[Saved entries]

#####

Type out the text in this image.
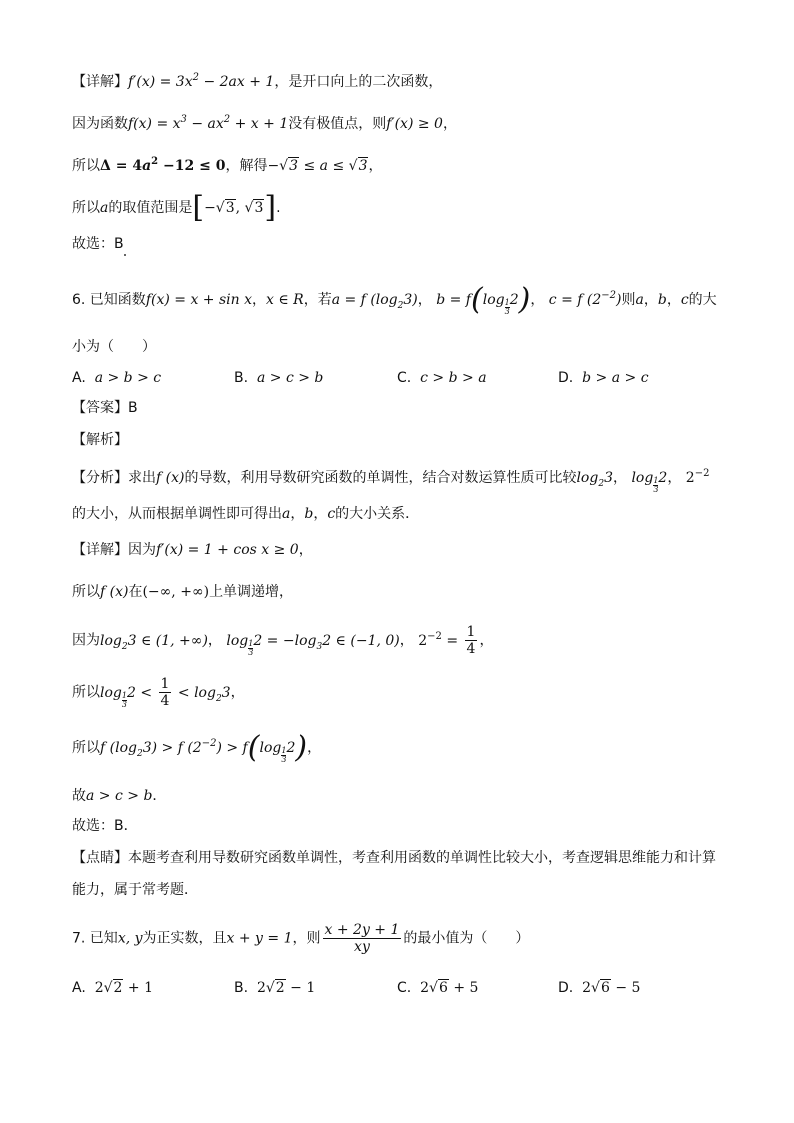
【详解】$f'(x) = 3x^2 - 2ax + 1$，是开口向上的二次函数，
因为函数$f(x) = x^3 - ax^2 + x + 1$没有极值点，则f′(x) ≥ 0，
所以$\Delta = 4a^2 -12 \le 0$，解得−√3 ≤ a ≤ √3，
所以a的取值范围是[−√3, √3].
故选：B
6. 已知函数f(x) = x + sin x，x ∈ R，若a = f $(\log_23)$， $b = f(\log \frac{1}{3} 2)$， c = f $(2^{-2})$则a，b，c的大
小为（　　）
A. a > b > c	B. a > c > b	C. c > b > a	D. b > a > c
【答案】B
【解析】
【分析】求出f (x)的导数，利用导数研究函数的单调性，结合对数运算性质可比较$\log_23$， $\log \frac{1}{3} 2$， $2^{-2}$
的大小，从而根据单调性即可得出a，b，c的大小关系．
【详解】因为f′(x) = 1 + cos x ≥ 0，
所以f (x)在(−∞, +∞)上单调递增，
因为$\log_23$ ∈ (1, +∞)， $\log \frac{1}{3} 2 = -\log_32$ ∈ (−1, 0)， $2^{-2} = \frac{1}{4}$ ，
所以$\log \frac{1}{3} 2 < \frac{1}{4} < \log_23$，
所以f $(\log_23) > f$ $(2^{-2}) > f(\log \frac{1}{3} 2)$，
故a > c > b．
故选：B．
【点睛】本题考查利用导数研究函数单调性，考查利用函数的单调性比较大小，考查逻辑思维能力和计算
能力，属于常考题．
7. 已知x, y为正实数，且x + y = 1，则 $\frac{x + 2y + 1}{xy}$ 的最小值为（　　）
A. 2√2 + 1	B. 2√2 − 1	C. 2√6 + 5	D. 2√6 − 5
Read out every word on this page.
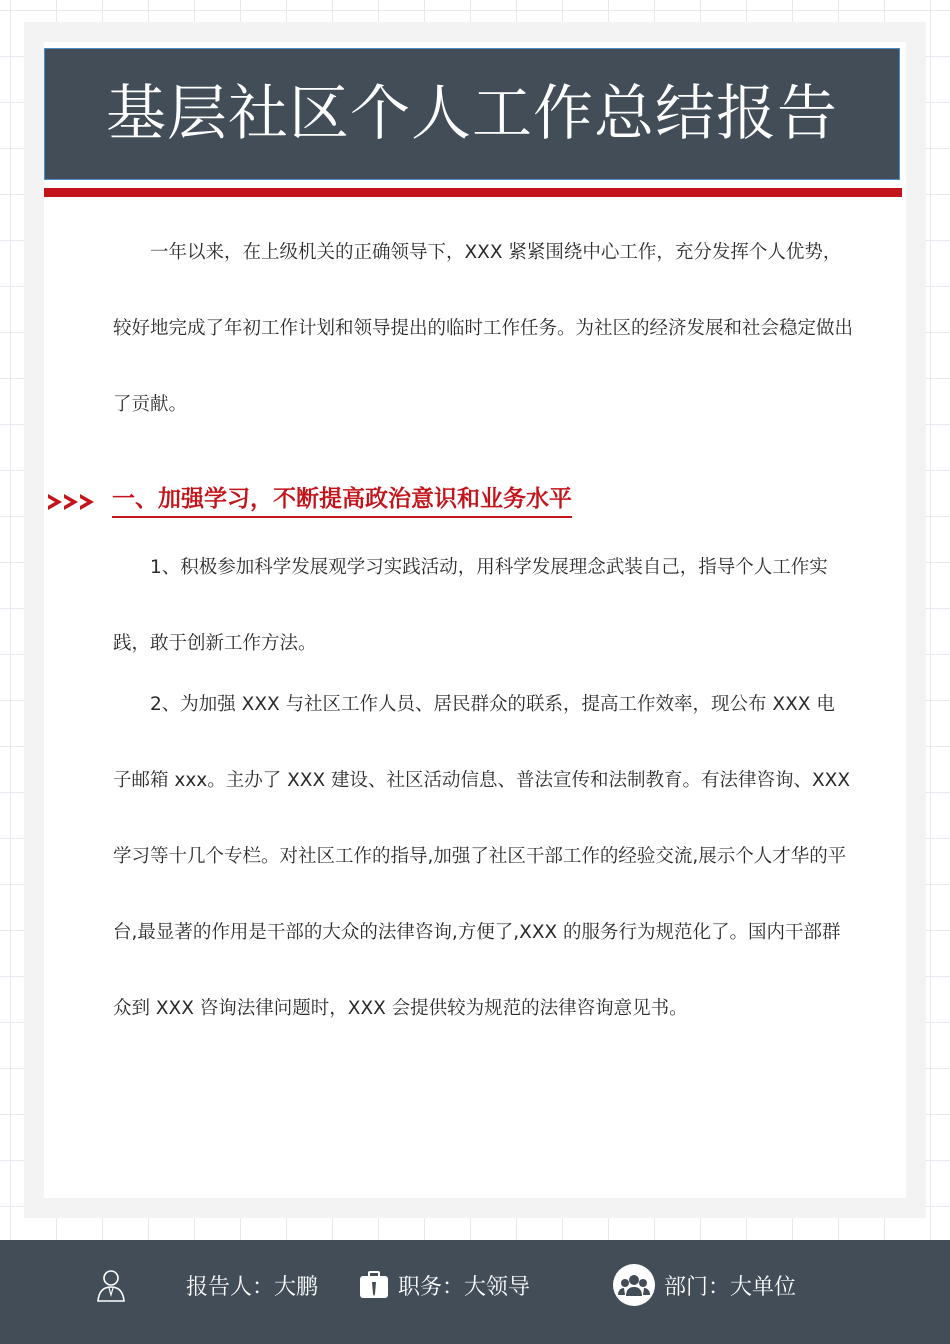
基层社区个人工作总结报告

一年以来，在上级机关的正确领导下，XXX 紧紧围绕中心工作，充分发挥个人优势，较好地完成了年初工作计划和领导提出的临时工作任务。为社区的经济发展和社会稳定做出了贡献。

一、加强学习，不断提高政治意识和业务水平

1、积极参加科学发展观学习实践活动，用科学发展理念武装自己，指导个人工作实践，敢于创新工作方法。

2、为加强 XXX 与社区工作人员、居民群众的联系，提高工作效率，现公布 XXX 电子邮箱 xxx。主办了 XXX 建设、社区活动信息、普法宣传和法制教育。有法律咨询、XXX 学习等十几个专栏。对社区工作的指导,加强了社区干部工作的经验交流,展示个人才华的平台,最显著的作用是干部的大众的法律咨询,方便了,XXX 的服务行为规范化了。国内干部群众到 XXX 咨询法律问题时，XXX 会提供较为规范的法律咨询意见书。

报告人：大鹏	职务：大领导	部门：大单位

#####

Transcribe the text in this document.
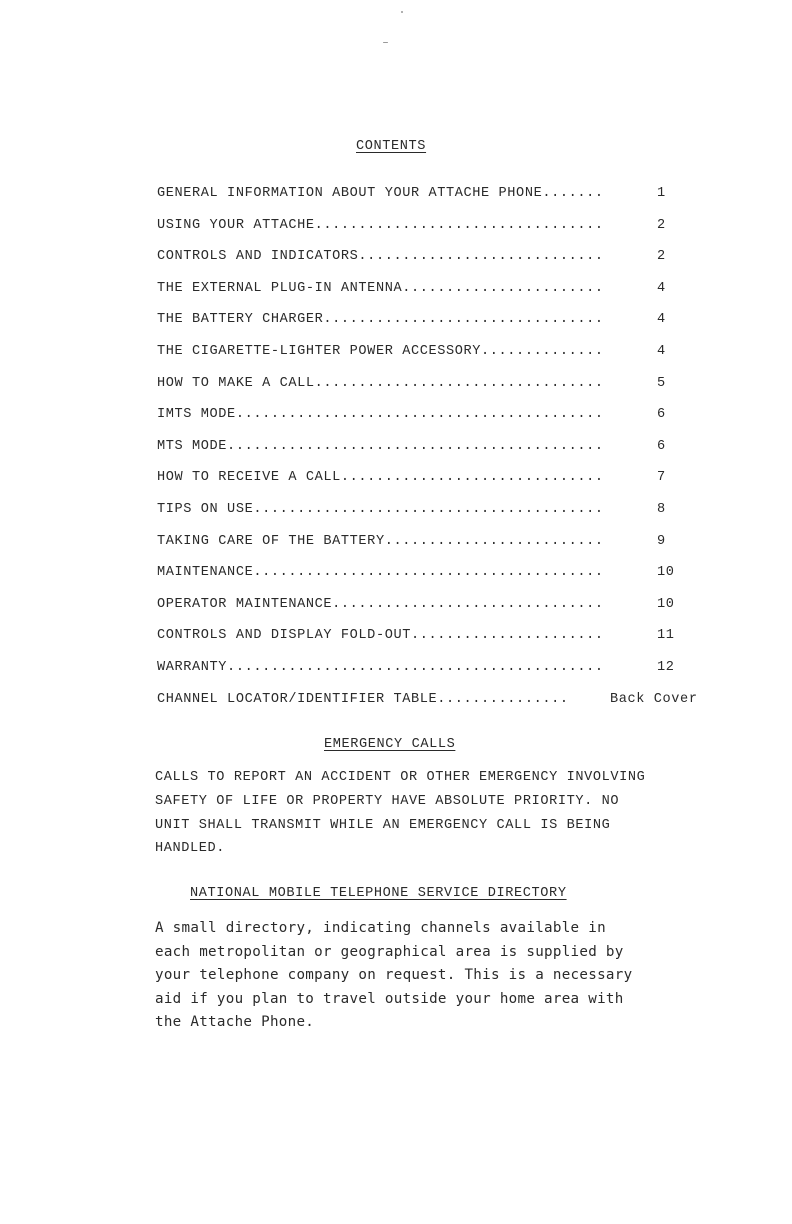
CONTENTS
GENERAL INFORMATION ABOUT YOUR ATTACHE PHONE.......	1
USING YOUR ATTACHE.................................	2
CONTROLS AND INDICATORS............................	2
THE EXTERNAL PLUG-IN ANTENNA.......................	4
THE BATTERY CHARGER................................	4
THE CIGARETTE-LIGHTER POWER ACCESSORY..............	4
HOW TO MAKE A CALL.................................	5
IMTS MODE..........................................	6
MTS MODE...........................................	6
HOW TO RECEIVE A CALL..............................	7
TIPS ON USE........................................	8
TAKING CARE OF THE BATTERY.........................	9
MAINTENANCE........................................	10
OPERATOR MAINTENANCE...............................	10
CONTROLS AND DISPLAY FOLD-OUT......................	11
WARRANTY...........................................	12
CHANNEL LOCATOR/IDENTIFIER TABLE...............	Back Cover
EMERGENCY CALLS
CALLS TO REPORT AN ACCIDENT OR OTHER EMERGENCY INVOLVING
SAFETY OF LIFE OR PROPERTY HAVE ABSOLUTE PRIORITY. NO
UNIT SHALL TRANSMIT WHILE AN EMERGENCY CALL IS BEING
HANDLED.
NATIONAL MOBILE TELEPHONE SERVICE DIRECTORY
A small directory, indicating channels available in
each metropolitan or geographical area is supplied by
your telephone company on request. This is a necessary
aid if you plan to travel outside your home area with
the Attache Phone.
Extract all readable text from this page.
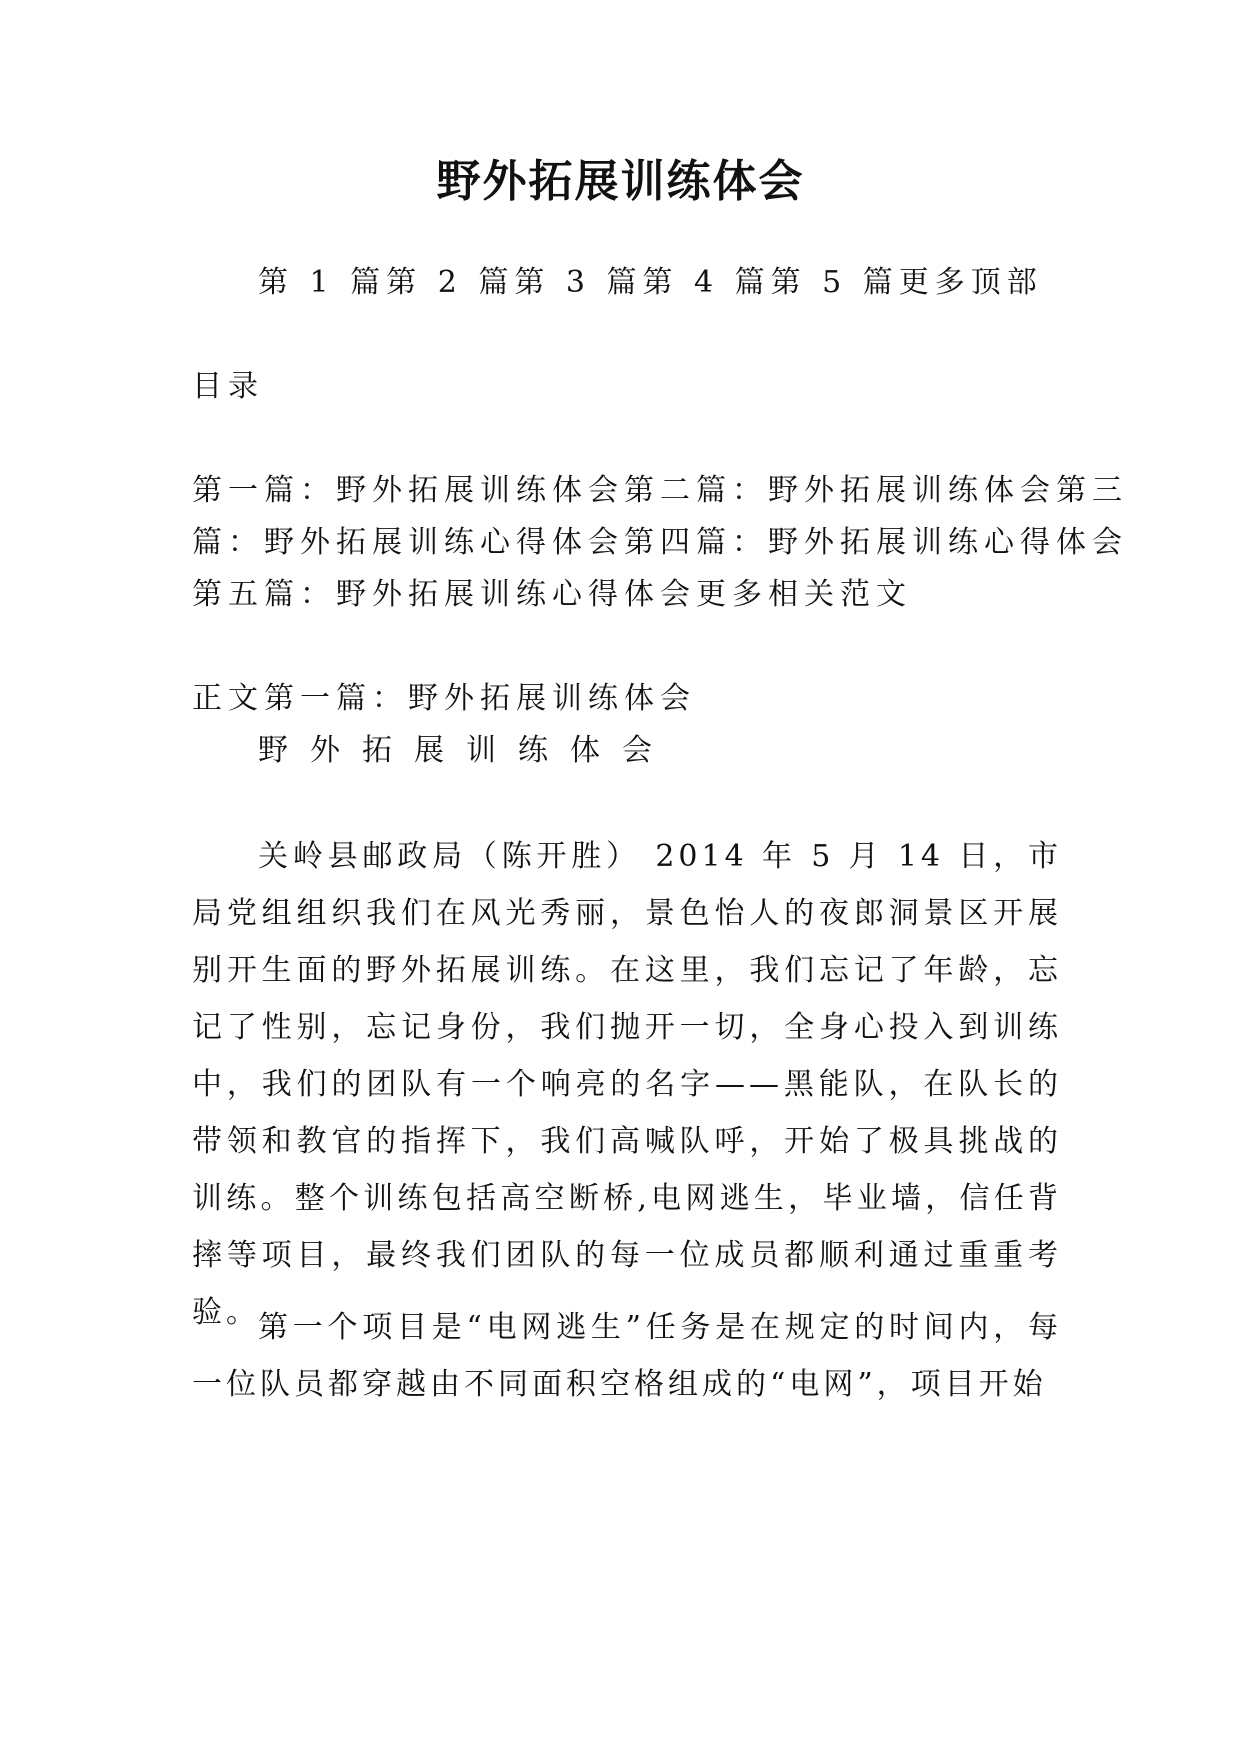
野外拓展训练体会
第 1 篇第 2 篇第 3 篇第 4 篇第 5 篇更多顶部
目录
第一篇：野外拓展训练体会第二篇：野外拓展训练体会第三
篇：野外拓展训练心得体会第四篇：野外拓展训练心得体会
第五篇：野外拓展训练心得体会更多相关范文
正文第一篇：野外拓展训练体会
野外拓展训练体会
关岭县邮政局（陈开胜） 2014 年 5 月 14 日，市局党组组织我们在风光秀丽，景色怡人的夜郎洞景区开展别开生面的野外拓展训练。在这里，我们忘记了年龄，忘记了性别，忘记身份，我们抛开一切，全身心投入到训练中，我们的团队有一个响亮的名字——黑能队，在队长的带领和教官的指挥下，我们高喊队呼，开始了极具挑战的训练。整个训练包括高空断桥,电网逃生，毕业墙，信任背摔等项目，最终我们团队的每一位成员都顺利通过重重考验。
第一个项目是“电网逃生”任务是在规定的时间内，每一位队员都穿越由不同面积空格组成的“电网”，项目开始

#####

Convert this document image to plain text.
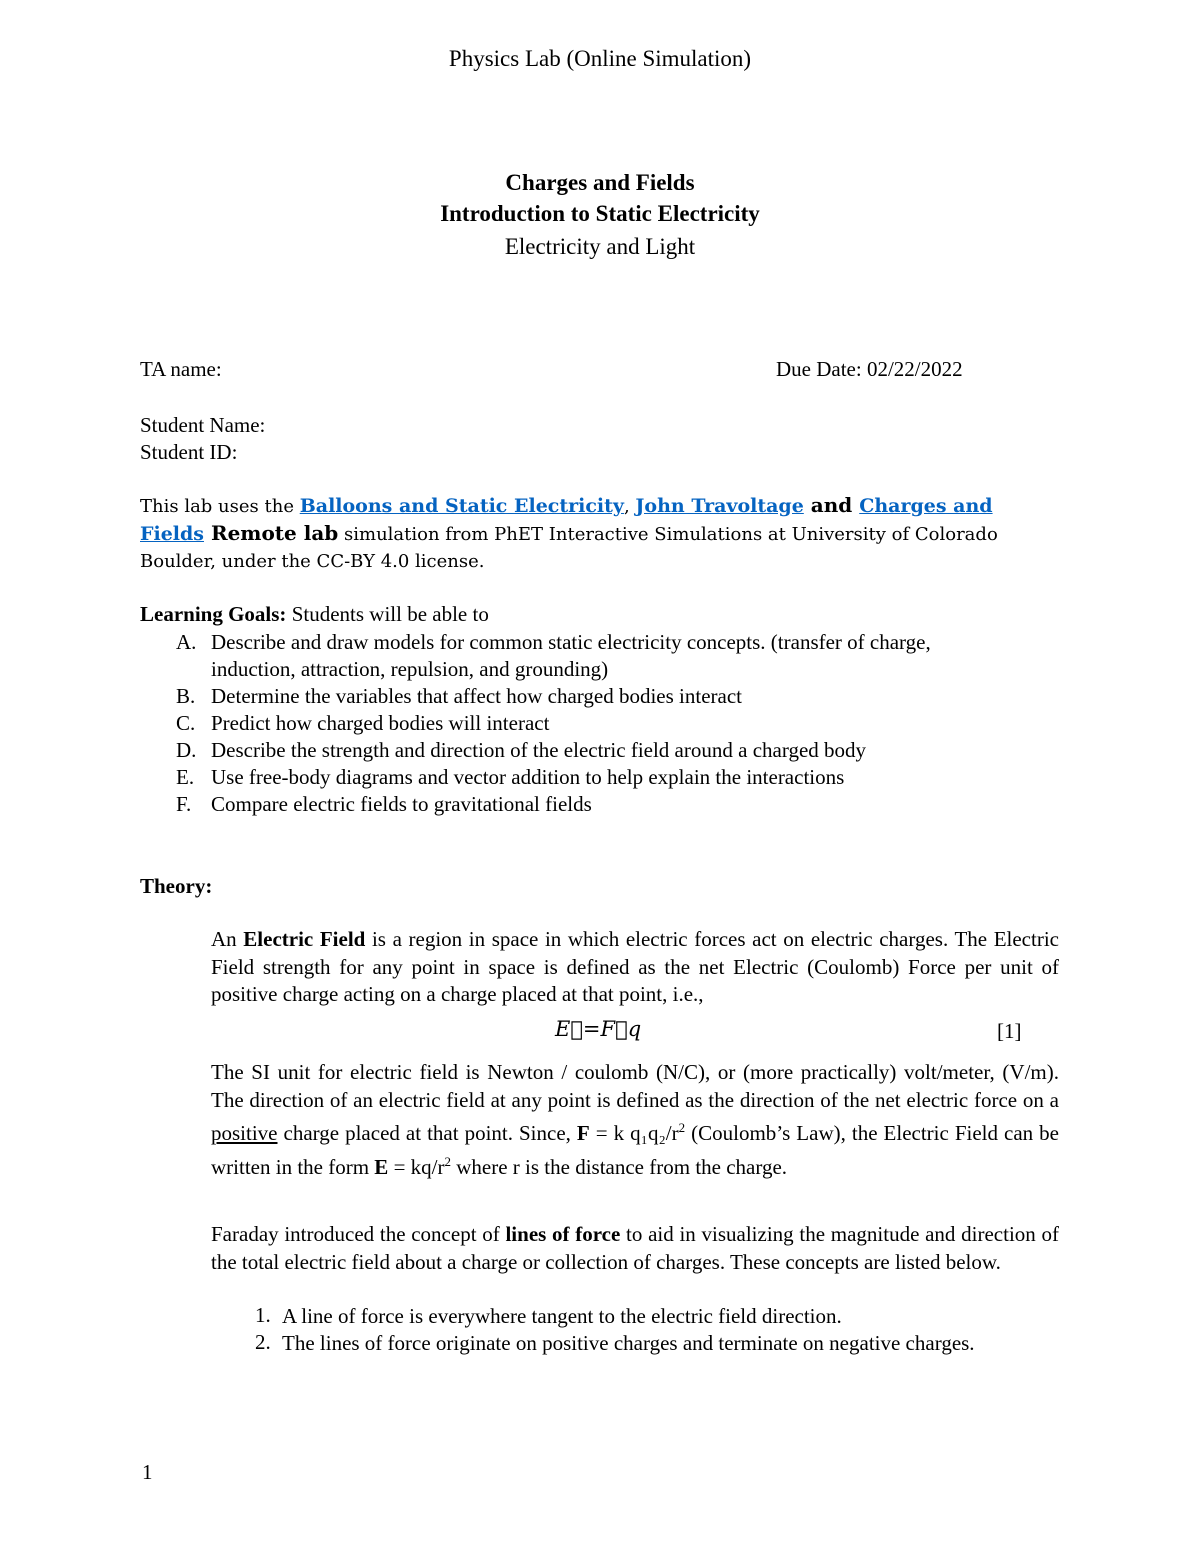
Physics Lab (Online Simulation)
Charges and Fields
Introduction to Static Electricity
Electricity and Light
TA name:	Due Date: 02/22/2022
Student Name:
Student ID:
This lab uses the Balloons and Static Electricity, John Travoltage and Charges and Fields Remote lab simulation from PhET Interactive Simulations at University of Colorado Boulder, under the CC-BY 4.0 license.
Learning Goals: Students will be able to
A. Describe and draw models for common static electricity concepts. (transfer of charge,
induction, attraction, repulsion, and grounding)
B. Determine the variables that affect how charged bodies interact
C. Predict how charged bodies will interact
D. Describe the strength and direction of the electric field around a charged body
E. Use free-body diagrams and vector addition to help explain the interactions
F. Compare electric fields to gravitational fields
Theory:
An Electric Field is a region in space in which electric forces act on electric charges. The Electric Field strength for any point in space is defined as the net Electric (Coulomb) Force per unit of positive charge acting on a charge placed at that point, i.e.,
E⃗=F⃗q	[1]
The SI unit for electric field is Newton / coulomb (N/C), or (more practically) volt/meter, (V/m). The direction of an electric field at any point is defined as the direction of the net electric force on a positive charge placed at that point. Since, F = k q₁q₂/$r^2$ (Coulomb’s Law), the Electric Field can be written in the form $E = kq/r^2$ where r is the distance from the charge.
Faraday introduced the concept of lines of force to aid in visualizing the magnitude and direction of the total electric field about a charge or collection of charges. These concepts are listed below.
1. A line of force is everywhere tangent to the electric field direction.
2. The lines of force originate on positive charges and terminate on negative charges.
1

#####

## STATED TASK
Pull every line containing "will" from the material above.

## RESULT FOR THIS TASK
Learning Goals: Students will be able to
C. Predict how charged bodies will interact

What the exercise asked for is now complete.